--- START ---

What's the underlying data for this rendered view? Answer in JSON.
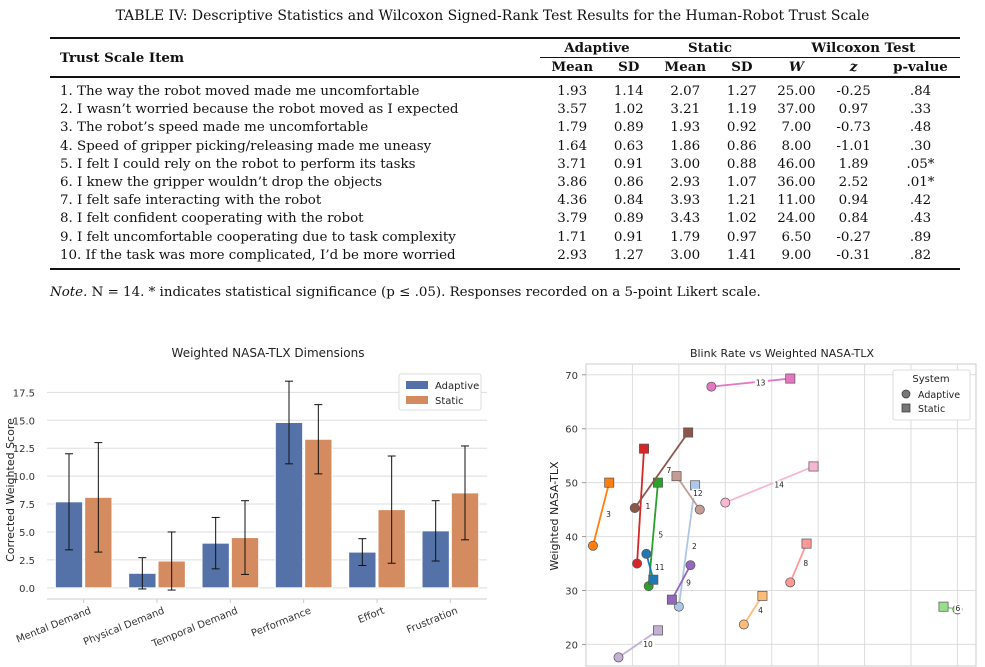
{
  "caption": "TABLE IV: Descriptive Statistics and Wilcoxon Signed-Rank Test Results for the Human-Robot Trust Scale",
  "table": {
    "item_header": "Trust Scale Item",
    "groups": [
      "Adaptive",
      "Static",
      "Wilcoxon Test"
    ],
    "subheaders": [
      "Mean",
      "SD",
      "Mean",
      "SD",
      "W",
      "z",
      "p-value"
    ],
    "rows": [
      [
        "1. The way the robot moved made me uncomfortable",
        "1.93",
        "1.14",
        "2.07",
        "1.27",
        "25.00",
        "-0.25",
        ".84"
      ],
      [
        "2. I wasn’t worried because the robot moved as I expected",
        "3.57",
        "1.02",
        "3.21",
        "1.19",
        "37.00",
        "0.97",
        ".33"
      ],
      [
        "3. The robot’s speed made me uncomfortable",
        "1.79",
        "0.89",
        "1.93",
        "0.92",
        "7.00",
        "-0.73",
        ".48"
      ],
      [
        "4. Speed of gripper picking/releasing made me uneasy",
        "1.64",
        "0.63",
        "1.86",
        "0.86",
        "8.00",
        "-1.01",
        ".30"
      ],
      [
        "5. I felt I could rely on the robot to perform its tasks",
        "3.71",
        "0.91",
        "3.00",
        "0.88",
        "46.00",
        "1.89",
        ".05*"
      ],
      [
        "6. I knew the gripper wouldn’t drop the objects",
        "3.86",
        "0.86",
        "2.93",
        "1.07",
        "36.00",
        "2.52",
        ".01*"
      ],
      [
        "7. I felt safe interacting with the robot",
        "4.36",
        "0.84",
        "3.93",
        "1.21",
        "11.00",
        "0.94",
        ".42"
      ],
      [
        "8. I felt confident cooperating with the robot",
        "3.79",
        "0.89",
        "3.43",
        "1.02",
        "24.00",
        "0.84",
        ".43"
      ],
      [
        "9. I felt uncomfortable cooperating due to task complexity",
        "1.71",
        "0.91",
        "1.79",
        "0.97",
        "6.50",
        "-0.27",
        ".89"
      ],
      [
        "10. If the task was more complicated, I’d be more worried",
        "2.93",
        "1.27",
        "3.00",
        "1.41",
        "9.00",
        "-0.31",
        ".82"
      ]
    ]
  },
  "note": {
    "label": "Note.",
    "text": " N = 14. * indicates statistical significance (p ≤ .05). Responses recorded on a 5-point Likert scale."
  },
  "colors": {
    "adaptive": "#5472a8",
    "static": "#d48b5f"
  },
  "chart_data": [
    {
      "type": "bar",
      "title": "Weighted NASA-TLX Dimensions",
      "xlabel": "",
      "ylabel": "Corrected Weighted Score",
      "categories": [
        "Mental Demand",
        "Physical Demand",
        "Temporal Demand",
        "Performance",
        "Effort",
        "Frustration"
      ],
      "series": [
        {
          "name": "Adaptive",
          "values": [
            7.7,
            1.3,
            4.0,
            14.8,
            3.2,
            5.1
          ],
          "err": [
            4.3,
            1.4,
            2.3,
            3.7,
            1.2,
            2.7
          ]
        },
        {
          "name": "Static",
          "values": [
            8.1,
            2.4,
            4.5,
            13.3,
            7.0,
            8.5
          ],
          "err": [
            4.9,
            2.6,
            3.3,
            3.1,
            4.8,
            4.2
          ]
        }
      ],
      "yticks": [
        "0.0",
        "2.5",
        "5.0",
        "7.5",
        "10.0",
        "12.5",
        "15.0",
        "17.5"
      ],
      "ylim": [
        -1,
        19.5
      ],
      "grid": true,
      "legend": "top-right"
    },
    {
      "type": "scatter",
      "title": "Blink Rate vs Weighted NASA-TLX",
      "xlabel": "",
      "ylabel": "Weighted NASA-TLX",
      "yticks": [
        "20",
        "30",
        "40",
        "50",
        "60",
        "70"
      ],
      "ylim": [
        16,
        72
      ],
      "xlim": [
        0,
        8.4
      ],
      "grid": true,
      "legend_title": "System",
      "legend": [
        "Adaptive",
        "Static"
      ],
      "legend_placement": "top-right",
      "pairs": [
        {
          "id": "1",
          "color": "#d62728",
          "adaptive": [
            1.1,
            35.0
          ],
          "static": [
            1.25,
            56.3
          ]
        },
        {
          "id": "2",
          "color": "#aec7e8",
          "adaptive": [
            2.0,
            27.0
          ],
          "static": [
            2.35,
            49.5
          ]
        },
        {
          "id": "3",
          "color": "#ff7f0e",
          "adaptive": [
            0.15,
            38.3
          ],
          "static": [
            0.5,
            50.0
          ]
        },
        {
          "id": "4",
          "color": "#ffbb78",
          "adaptive": [
            3.4,
            23.7
          ],
          "static": [
            3.8,
            29.0
          ]
        },
        {
          "id": "5",
          "color": "#2ca02c",
          "adaptive": [
            1.35,
            30.8
          ],
          "static": [
            1.55,
            50.0
          ]
        },
        {
          "id": "6",
          "color": "#98df8a",
          "adaptive": [
            8.0,
            26.5
          ],
          "static": [
            7.7,
            27.0
          ]
        },
        {
          "id": "7",
          "color": "#8c564b",
          "adaptive": [
            1.05,
            45.3
          ],
          "static": [
            2.2,
            59.3
          ]
        },
        {
          "id": "8",
          "color": "#ff9896",
          "adaptive": [
            4.4,
            31.5
          ],
          "static": [
            4.75,
            38.7
          ]
        },
        {
          "id": "9",
          "color": "#9467bd",
          "adaptive": [
            2.25,
            34.7
          ],
          "static": [
            1.85,
            28.3
          ]
        },
        {
          "id": "10",
          "color": "#c5b0d5",
          "adaptive": [
            0.7,
            17.6
          ],
          "static": [
            1.55,
            22.6
          ]
        },
        {
          "id": "11",
          "color": "#1f77b4",
          "adaptive": [
            1.3,
            36.8
          ],
          "static": [
            1.45,
            32.0
          ]
        },
        {
          "id": "12",
          "color": "#c49c94",
          "adaptive": [
            2.45,
            45.0
          ],
          "static": [
            1.95,
            51.2
          ]
        },
        {
          "id": "13",
          "color": "#e377c2",
          "adaptive": [
            2.7,
            67.8
          ],
          "static": [
            4.4,
            69.3
          ]
        },
        {
          "id": "14",
          "color": "#f7b6d2",
          "adaptive": [
            3.0,
            46.3
          ],
          "static": [
            4.9,
            53.0
          ]
        }
      ]
    }
  ]
}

--- END ---

▶ Task to carry out:
Transcribe the listing in full and omit the pictures.

▶ Correct result:
What's the underlying data for this rendered view? Answer in JSON.
{
  "caption": "TABLE IV: Descriptive Statistics and Wilcoxon Signed-Rank Test Results for the Human-Robot Trust Scale",
  "table": {
    "item_header": "Trust Scale Item",
    "groups": [
      "Adaptive",
      "Static",
      "Wilcoxon Test"
    ],
    "subheaders": [
      "Mean",
      "SD",
      "Mean",
      "SD",
      "W",
      "z",
      "p-value"
    ],
    "rows": [
      [
        "1. The way the robot moved made me uncomfortable",
        "1.93",
        "1.14",
        "2.07",
        "1.27",
        "25.00",
        "-0.25",
        ".84"
      ],
      [
        "2. I wasn’t worried because the robot moved as I expected",
        "3.57",
        "1.02",
        "3.21",
        "1.19",
        "37.00",
        "0.97",
        ".33"
      ],
      [
        "3. The robot’s speed made me uncomfortable",
        "1.79",
        "0.89",
        "1.93",
        "0.92",
        "7.00",
        "-0.73",
        ".48"
      ],
      [
        "4. Speed of gripper picking/releasing made me uneasy",
        "1.64",
        "0.63",
        "1.86",
        "0.86",
        "8.00",
        "-1.01",
        ".30"
      ],
      [
        "5. I felt I could rely on the robot to perform its tasks",
        "3.71",
        "0.91",
        "3.00",
        "0.88",
        "46.00",
        "1.89",
        ".05*"
      ],
      [
        "6. I knew the gripper wouldn’t drop the objects",
        "3.86",
        "0.86",
        "2.93",
        "1.07",
        "36.00",
        "2.52",
        ".01*"
      ],
      [
        "7. I felt safe interacting with the robot",
        "4.36",
        "0.84",
        "3.93",
        "1.21",
        "11.00",
        "0.94",
        ".42"
      ],
      [
        "8. I felt confident cooperating with the robot",
        "3.79",
        "0.89",
        "3.43",
        "1.02",
        "24.00",
        "0.84",
        ".43"
      ],
      [
        "9. I felt uncomfortable cooperating due to task complexity",
        "1.71",
        "0.91",
        "1.79",
        "0.97",
        "6.50",
        "-0.27",
        ".89"
      ],
      [
        "10. If the task was more complicated, I’d be more worried",
        "2.93",
        "1.27",
        "3.00",
        "1.41",
        "9.00",
        "-0.31",
        ".82"
      ]
    ]
  },
  "note": {
    "label": "Note.",
    "text": " N = 14. * indicates statistical significance (p ≤ .05). Responses recorded on a 5-point Likert scale."
  },
  "colors": {
    "adaptive": "#5472a8",
    "static": "#d48b5f"
  },
  "chart_data": [
    {
      "type": "bar",
      "title": "Weighted NASA-TLX Dimensions",
      "xlabel": "",
      "ylabel": "Corrected Weighted Score",
      "categories": [
        "Mental Demand",
        "Physical Demand",
        "Temporal Demand",
        "Performance",
        "Effort",
        "Frustration"
      ],
      "series": [
        {
          "name": "Adaptive",
          "values": [
            7.7,
            1.3,
            4.0,
            14.8,
            3.2,
            5.1
          ],
          "err": [
            4.3,
            1.4,
            2.3,
            3.7,
            1.2,
            2.7
          ]
        },
        {
          "name": "Static",
          "values": [
            8.1,
            2.4,
            4.5,
            13.3,
            7.0,
            8.5
          ],
          "err": [
            4.9,
            2.6,
            3.3,
            3.1,
            4.8,
            4.2
          ]
        }
      ],
      "yticks": [
        "0.0",
        "2.5",
        "5.0",
        "7.5",
        "10.0",
        "12.5",
        "15.0",
        "17.5"
      ],
      "ylim": [
        -1,
        19.5
      ],
      "grid": true,
      "legend": "top-right"
    },
    {
      "type": "scatter",
      "title": "Blink Rate vs Weighted NASA-TLX",
      "xlabel": "",
      "ylabel": "Weighted NASA-TLX",
      "yticks": [
        "20",
        "30",
        "40",
        "50",
        "60",
        "70"
      ],
      "ylim": [
        16,
        72
      ],
      "xlim": [
        0,
        8.4
      ],
      "grid": true,
      "legend_title": "System",
      "legend": [
        "Adaptive",
        "Static"
      ],
      "legend_placement": "top-right",
      "pairs": [
        {
          "id": "1",
          "color": "#d62728",
          "adaptive": [
            1.1,
            35.0
          ],
          "static": [
            1.25,
            56.3
          ]
        },
        {
          "id": "2",
          "color": "#aec7e8",
          "adaptive": [
            2.0,
            27.0
          ],
          "static": [
            2.35,
            49.5
          ]
        },
        {
          "id": "3",
          "color": "#ff7f0e",
          "adaptive": [
            0.15,
            38.3
          ],
          "static": [
            0.5,
            50.0
          ]
        },
        {
          "id": "4",
          "color": "#ffbb78",
          "adaptive": [
            3.4,
            23.7
          ],
          "static": [
            3.8,
            29.0
          ]
        },
        {
          "id": "5",
          "color": "#2ca02c",
          "adaptive": [
            1.35,
            30.8
          ],
          "static": [
            1.55,
            50.0
          ]
        },
        {
          "id": "6",
          "color": "#98df8a",
          "adaptive": [
            8.0,
            26.5
          ],
          "static": [
            7.7,
            27.0
          ]
        },
        {
          "id": "7",
          "color": "#8c564b",
          "adaptive": [
            1.05,
            45.3
          ],
          "static": [
            2.2,
            59.3
          ]
        },
        {
          "id": "8",
          "color": "#ff9896",
          "adaptive": [
            4.4,
            31.5
          ],
          "static": [
            4.75,
            38.7
          ]
        },
        {
          "id": "9",
          "color": "#9467bd",
          "adaptive": [
            2.25,
            34.7
          ],
          "static": [
            1.85,
            28.3
          ]
        },
        {
          "id": "10",
          "color": "#c5b0d5",
          "adaptive": [
            0.7,
            17.6
          ],
          "static": [
            1.55,
            22.6
          ]
        },
        {
          "id": "11",
          "color": "#1f77b4",
          "adaptive": [
            1.3,
            36.8
          ],
          "static": [
            1.45,
            32.0
          ]
        },
        {
          "id": "12",
          "color": "#c49c94",
          "adaptive": [
            2.45,
            45.0
          ],
          "static": [
            1.95,
            51.2
          ]
        },
        {
          "id": "13",
          "color": "#e377c2",
          "adaptive": [
            2.7,
            67.8
          ],
          "static": [
            4.4,
            69.3
          ]
        },
        {
          "id": "14",
          "color": "#f7b6d2",
          "adaptive": [
            3.0,
            46.3
          ],
          "static": [
            4.9,
            53.0
          ]
        }
      ]
    }
  ]
}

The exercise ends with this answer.